**EXERCISE INSTRUCTIONS**: From the entries below, copy every line where the string "optimal" appears.
--------------------------------
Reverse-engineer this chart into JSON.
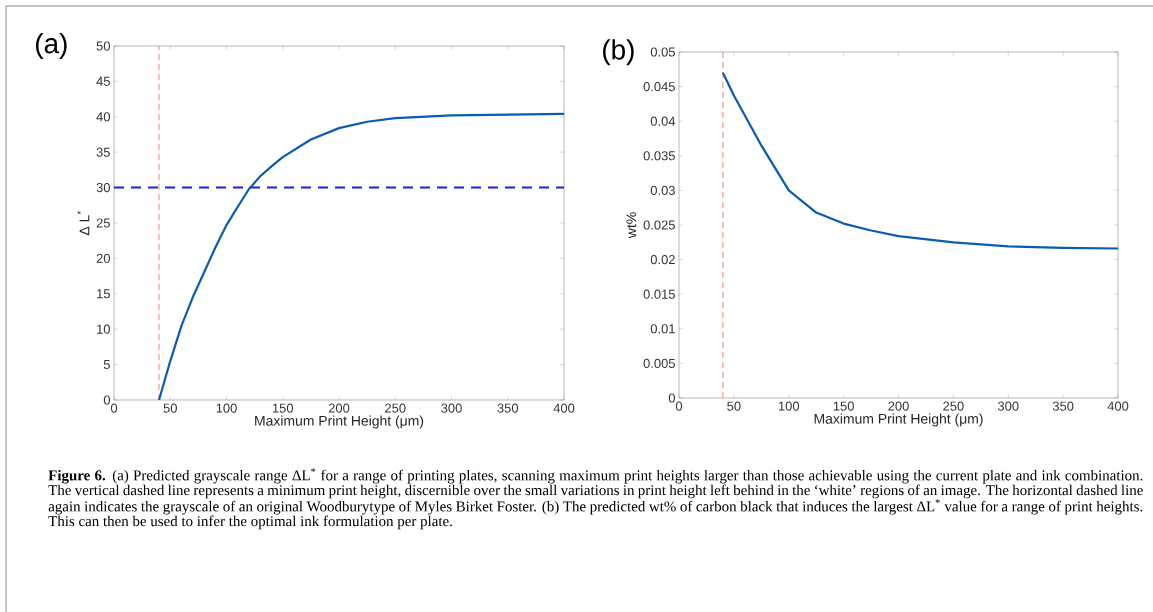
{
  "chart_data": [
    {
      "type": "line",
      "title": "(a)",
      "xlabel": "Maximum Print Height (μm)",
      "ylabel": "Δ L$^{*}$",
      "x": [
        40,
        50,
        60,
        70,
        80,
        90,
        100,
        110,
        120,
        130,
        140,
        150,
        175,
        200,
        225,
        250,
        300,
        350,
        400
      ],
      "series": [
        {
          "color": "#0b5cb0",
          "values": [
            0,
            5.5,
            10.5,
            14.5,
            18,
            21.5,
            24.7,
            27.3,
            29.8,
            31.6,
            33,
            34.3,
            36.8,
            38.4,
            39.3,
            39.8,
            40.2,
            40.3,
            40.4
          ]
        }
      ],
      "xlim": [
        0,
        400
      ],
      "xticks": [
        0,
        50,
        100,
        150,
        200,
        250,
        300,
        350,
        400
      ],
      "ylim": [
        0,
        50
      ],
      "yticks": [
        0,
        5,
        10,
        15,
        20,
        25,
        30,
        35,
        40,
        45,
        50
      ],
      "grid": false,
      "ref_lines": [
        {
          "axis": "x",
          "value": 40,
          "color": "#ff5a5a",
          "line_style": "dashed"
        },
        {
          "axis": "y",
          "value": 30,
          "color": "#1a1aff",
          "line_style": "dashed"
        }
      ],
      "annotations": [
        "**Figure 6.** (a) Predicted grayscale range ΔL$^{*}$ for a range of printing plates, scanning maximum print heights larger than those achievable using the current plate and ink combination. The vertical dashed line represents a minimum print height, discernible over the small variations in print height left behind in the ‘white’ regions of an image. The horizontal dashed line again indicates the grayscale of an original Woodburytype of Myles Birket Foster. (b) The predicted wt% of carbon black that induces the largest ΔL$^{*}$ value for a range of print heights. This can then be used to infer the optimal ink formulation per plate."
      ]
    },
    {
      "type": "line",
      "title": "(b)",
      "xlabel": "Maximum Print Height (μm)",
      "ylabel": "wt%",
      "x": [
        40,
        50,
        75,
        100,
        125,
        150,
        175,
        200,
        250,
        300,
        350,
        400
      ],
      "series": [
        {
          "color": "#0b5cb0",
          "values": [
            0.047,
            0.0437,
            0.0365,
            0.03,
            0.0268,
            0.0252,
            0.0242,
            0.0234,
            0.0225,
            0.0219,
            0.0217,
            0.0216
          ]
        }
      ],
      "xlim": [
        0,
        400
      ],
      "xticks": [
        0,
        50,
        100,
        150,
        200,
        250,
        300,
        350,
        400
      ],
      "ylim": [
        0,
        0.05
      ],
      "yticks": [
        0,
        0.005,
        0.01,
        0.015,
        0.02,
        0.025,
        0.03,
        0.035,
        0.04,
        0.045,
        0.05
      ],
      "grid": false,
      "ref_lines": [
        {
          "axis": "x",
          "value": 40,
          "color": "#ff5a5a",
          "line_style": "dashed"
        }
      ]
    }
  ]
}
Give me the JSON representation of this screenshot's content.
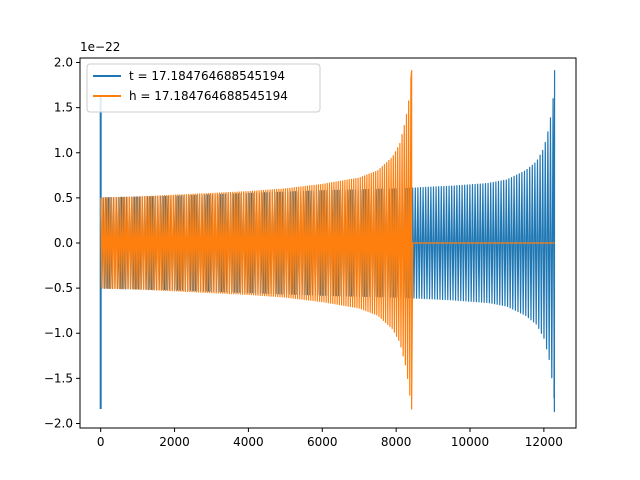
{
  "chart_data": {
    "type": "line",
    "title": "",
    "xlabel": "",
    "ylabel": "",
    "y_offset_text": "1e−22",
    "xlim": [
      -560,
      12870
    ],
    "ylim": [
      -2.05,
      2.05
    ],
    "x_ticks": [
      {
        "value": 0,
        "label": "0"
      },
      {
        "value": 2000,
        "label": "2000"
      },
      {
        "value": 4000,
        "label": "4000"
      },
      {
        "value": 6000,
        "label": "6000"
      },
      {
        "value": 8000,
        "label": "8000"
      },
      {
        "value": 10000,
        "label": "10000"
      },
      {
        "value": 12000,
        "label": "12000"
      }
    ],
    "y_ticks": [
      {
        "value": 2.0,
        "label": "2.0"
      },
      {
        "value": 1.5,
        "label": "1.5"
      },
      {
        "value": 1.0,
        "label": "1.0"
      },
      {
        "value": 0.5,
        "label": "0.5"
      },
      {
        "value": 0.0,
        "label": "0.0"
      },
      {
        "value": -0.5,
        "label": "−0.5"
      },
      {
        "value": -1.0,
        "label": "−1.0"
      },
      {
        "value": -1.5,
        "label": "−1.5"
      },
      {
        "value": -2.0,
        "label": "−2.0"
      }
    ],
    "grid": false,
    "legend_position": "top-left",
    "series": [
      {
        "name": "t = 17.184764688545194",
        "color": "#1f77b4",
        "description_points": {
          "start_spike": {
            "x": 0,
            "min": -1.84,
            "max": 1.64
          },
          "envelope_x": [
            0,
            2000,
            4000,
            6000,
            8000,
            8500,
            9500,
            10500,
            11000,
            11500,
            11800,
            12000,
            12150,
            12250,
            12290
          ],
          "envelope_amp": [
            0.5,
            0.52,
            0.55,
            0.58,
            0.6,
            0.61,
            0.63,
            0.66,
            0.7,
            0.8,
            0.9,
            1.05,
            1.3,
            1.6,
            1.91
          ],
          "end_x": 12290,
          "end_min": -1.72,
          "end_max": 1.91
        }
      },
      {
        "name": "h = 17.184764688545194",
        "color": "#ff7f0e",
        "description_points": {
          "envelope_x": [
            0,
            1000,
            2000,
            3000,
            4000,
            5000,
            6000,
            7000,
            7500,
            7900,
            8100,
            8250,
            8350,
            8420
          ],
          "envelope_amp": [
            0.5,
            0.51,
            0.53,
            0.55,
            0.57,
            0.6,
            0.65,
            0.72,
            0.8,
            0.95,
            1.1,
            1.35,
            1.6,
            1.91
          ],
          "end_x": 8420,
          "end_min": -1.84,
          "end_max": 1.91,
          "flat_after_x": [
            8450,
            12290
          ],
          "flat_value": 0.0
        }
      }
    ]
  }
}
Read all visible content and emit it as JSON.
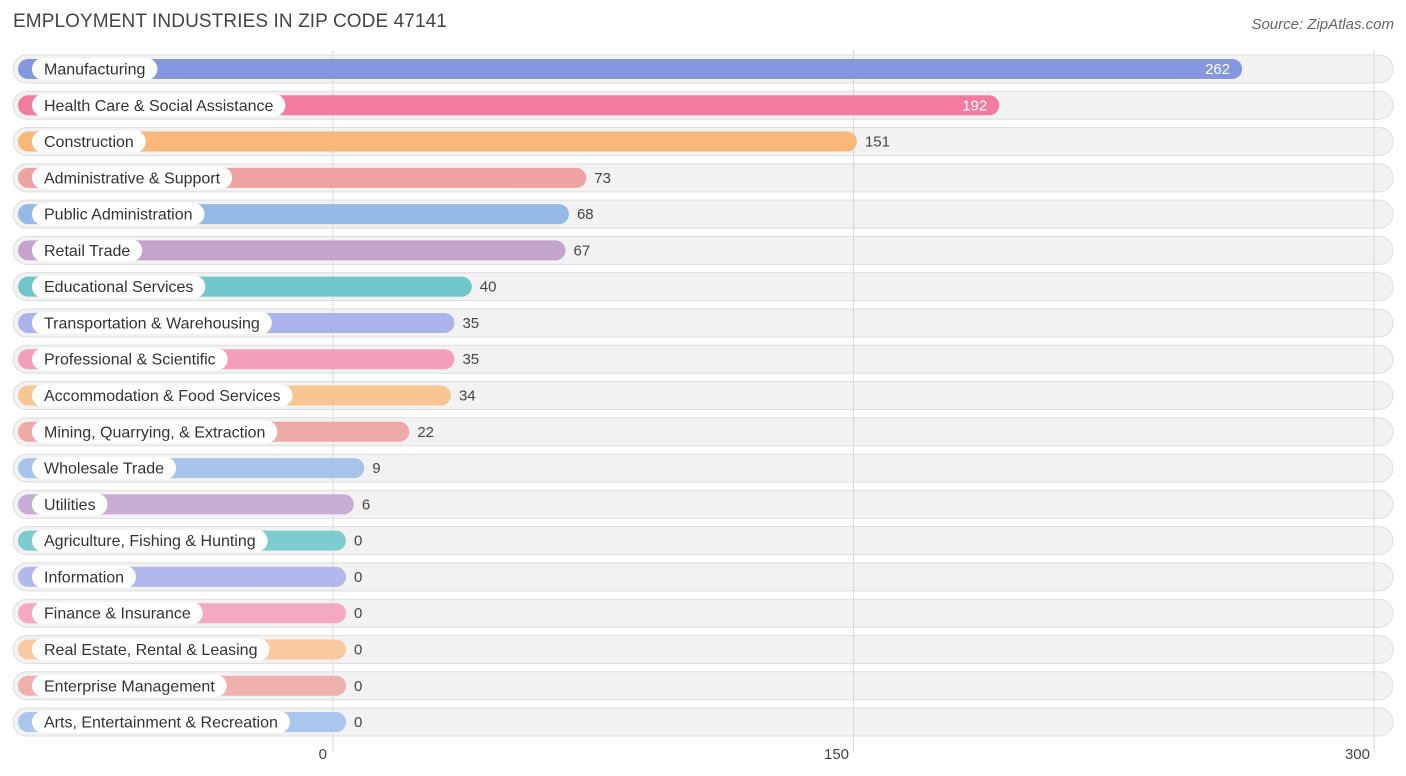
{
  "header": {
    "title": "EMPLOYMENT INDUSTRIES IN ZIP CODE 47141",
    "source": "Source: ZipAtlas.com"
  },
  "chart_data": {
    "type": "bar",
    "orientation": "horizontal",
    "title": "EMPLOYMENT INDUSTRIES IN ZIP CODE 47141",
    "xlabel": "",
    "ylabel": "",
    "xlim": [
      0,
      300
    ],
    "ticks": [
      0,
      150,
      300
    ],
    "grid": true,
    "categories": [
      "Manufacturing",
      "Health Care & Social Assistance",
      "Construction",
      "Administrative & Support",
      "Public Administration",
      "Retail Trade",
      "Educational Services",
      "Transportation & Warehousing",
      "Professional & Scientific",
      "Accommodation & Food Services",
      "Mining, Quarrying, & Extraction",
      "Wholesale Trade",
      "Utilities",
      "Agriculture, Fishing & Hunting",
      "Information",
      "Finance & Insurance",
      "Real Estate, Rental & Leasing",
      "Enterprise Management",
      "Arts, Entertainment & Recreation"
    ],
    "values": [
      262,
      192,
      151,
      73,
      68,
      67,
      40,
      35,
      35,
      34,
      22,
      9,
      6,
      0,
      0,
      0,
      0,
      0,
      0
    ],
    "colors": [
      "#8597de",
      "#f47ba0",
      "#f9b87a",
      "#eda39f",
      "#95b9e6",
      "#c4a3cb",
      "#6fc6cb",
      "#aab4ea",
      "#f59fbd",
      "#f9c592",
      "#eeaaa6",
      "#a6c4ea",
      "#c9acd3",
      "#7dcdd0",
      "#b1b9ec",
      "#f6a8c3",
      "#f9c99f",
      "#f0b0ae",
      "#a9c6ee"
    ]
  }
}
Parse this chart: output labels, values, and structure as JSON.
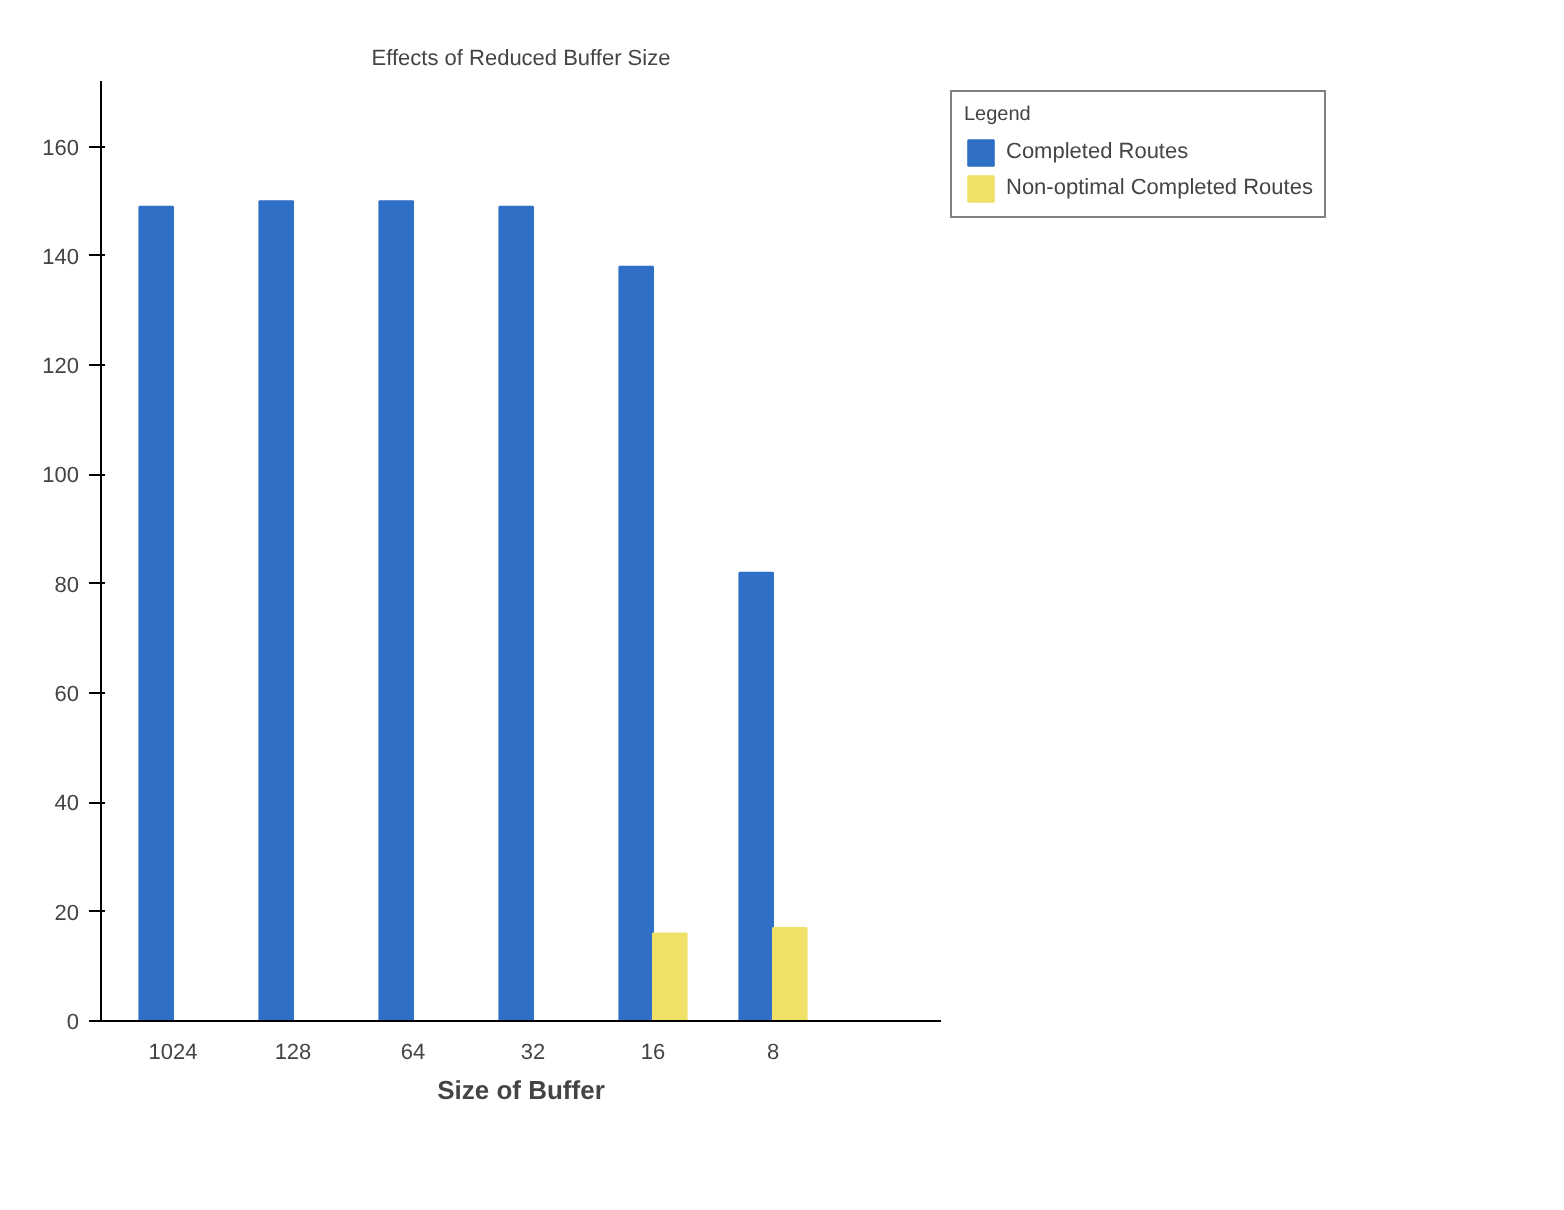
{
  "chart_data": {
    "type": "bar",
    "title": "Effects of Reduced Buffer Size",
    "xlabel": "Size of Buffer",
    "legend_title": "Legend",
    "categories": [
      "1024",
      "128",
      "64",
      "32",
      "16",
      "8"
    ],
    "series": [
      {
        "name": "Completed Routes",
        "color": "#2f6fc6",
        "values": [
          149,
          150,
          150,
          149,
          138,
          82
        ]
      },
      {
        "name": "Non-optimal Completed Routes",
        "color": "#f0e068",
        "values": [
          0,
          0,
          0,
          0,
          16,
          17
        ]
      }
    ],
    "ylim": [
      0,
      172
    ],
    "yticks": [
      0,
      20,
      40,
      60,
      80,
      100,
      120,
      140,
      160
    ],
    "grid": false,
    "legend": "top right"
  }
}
--------------------------------
**ANSWER BELOW**:
        "**Figure 6.** (a) Predicted grayscale range ΔL$^{*}$ for a range of printing plates, scanning maximum print heights larger than those achievable using the current plate and ink combination. The vertical dashed line represents a minimum print height, discernible over the small variations in print height left behind in the ‘white’ regions of an image. The horizontal dashed line again indicates the grayscale of an original Woodburytype of Myles Birket Foster. (b) The predicted wt% of carbon black that induces the largest ΔL$^{*}$ value for a range of print heights. This can then be used to infer the optimal ink formulation per plate."
        "name": "Non-optimal Completed Routes",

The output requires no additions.